* [Required task] Give back exactly the lines that run from the line containing "Read all visible content and emit it as JSON." through the end of the listing below. Leave out every other line.

(Dataset items)
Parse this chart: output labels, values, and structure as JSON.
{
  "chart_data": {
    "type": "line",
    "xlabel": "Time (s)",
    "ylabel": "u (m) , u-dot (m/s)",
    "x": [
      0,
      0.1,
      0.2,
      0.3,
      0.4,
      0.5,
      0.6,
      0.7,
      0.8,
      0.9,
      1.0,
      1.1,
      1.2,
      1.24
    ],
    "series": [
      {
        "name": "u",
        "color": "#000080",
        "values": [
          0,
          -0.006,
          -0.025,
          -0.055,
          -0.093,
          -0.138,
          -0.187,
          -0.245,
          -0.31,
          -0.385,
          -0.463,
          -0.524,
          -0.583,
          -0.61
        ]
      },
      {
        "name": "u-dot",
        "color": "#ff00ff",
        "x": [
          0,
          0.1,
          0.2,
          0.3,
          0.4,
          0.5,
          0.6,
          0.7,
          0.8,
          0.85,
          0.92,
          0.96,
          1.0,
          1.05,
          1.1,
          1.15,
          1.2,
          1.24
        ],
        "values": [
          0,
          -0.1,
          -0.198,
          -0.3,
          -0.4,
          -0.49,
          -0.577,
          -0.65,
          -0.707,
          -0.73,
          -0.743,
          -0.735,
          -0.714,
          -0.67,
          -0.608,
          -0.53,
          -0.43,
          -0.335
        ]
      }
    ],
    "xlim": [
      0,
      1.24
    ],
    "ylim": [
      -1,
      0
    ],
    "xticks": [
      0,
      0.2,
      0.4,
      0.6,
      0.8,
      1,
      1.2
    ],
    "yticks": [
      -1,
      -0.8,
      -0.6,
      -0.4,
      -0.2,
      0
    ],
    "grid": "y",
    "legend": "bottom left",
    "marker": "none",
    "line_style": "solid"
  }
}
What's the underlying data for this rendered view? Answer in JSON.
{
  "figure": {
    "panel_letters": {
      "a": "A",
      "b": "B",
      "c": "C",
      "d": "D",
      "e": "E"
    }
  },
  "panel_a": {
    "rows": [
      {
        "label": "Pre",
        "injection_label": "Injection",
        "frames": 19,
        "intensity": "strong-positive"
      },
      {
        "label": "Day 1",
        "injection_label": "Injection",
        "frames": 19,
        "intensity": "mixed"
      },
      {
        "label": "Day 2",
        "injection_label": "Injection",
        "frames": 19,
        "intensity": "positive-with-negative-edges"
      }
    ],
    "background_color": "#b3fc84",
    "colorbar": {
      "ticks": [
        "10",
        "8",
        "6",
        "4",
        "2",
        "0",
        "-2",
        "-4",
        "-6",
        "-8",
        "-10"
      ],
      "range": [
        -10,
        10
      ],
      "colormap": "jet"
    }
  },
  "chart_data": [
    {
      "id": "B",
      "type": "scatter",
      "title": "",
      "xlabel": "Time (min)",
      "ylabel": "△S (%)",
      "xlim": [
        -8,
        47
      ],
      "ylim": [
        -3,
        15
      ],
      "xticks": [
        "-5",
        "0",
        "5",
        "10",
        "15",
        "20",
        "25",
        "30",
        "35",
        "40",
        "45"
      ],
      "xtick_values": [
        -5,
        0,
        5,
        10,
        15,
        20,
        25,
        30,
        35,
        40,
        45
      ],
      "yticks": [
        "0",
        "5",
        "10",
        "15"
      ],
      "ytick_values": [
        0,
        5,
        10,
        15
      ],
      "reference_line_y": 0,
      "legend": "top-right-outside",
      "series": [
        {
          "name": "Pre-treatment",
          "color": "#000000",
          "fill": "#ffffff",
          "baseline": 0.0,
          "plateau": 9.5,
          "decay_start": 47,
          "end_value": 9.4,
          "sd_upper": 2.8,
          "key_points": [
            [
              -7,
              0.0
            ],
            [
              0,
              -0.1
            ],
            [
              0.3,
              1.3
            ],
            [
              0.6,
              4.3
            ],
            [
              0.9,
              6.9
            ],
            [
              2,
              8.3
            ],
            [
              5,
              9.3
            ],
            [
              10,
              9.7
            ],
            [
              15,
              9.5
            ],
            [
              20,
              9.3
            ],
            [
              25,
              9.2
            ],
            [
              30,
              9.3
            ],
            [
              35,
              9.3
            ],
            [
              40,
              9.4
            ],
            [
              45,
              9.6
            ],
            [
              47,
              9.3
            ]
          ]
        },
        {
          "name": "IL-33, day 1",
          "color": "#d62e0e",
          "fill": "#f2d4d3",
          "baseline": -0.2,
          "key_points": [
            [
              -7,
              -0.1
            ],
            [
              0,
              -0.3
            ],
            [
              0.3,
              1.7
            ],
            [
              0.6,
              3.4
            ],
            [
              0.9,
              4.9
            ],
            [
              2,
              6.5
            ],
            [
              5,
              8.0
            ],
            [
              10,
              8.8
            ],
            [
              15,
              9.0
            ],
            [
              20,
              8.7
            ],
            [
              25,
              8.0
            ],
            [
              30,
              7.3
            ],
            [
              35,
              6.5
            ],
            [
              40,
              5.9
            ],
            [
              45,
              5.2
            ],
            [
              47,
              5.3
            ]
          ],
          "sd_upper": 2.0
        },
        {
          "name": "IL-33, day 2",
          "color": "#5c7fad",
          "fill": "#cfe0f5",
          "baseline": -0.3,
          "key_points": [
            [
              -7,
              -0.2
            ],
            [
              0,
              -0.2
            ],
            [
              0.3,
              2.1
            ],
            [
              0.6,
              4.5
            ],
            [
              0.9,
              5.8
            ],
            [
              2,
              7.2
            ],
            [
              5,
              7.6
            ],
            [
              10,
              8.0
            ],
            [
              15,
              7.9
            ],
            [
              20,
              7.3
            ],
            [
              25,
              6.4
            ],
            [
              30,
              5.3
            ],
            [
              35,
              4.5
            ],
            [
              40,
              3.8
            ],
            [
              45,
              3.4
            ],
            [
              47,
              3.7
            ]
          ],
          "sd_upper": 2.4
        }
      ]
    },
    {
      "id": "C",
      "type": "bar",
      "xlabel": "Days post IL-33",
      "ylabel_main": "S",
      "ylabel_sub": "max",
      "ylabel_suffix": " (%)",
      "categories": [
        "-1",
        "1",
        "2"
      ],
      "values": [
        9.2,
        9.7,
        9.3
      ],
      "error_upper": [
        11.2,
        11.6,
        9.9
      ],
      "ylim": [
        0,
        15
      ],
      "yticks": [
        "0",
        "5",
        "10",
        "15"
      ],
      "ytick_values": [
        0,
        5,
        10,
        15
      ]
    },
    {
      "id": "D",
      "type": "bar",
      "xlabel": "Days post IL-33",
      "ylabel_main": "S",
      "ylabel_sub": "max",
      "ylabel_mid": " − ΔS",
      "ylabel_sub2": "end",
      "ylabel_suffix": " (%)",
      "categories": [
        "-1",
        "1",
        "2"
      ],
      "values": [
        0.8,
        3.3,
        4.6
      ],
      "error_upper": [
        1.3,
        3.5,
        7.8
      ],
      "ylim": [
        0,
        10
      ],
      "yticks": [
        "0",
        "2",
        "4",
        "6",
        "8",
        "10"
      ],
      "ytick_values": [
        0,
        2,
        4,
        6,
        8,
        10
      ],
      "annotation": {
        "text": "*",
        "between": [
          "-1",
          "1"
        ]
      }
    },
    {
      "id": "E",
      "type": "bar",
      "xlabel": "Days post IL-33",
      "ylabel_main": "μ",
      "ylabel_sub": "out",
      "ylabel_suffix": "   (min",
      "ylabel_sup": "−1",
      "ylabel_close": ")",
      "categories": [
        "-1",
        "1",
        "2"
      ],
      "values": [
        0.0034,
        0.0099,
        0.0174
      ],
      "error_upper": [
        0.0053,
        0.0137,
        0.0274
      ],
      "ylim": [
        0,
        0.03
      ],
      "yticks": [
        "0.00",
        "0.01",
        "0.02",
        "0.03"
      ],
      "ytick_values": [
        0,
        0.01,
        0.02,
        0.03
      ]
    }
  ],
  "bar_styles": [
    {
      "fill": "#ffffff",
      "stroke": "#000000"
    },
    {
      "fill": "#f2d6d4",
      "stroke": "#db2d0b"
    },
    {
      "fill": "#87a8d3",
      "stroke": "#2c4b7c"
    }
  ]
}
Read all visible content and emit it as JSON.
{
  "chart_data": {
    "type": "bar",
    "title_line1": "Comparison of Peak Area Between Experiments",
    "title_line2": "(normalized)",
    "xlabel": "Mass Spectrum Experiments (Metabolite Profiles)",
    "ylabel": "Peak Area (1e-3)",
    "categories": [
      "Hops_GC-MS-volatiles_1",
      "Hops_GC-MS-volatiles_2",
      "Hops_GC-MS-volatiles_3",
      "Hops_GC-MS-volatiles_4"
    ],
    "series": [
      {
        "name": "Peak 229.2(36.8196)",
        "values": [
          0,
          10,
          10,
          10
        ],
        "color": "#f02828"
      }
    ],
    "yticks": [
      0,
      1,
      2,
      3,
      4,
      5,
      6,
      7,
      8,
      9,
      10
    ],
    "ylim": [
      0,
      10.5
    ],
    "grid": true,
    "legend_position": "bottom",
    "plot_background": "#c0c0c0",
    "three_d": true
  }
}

* [Output for this exercise]
Read all visible content and emit it as JSON.
{
  "chart_data": {
    "type": "bar",
    "title_line1": "Comparison of Peak Area Between Experiments",
    "title_line2": "(normalized)",
    "xlabel": "Mass Spectrum Experiments (Metabolite Profiles)",
    "ylabel": "Peak Area (1e-3)",
    "categories": [
      "Hops_GC-MS-volatiles_1",
      "Hops_GC-MS-volatiles_2",
      "Hops_GC-MS-volatiles_3",
      "Hops_GC-MS-volatiles_4"
    ],
    "series": [
      {
        "name": "Peak 229.2(36.8196)",
        "values": [
          0,
          10,
          10,
          10
        ],
        "color": "#f02828"
      }
    ],
    "yticks": [
      0,
      1,
      2,
      3,
      4,
      5,
      6,
      7,
      8,
      9,
      10
    ],
    "ylim": [
      0,
      10.5
    ],
    "grid": true,
    "legend_position": "bottom",
    "plot_background": "#c0c0c0",
    "three_d": true
  }
}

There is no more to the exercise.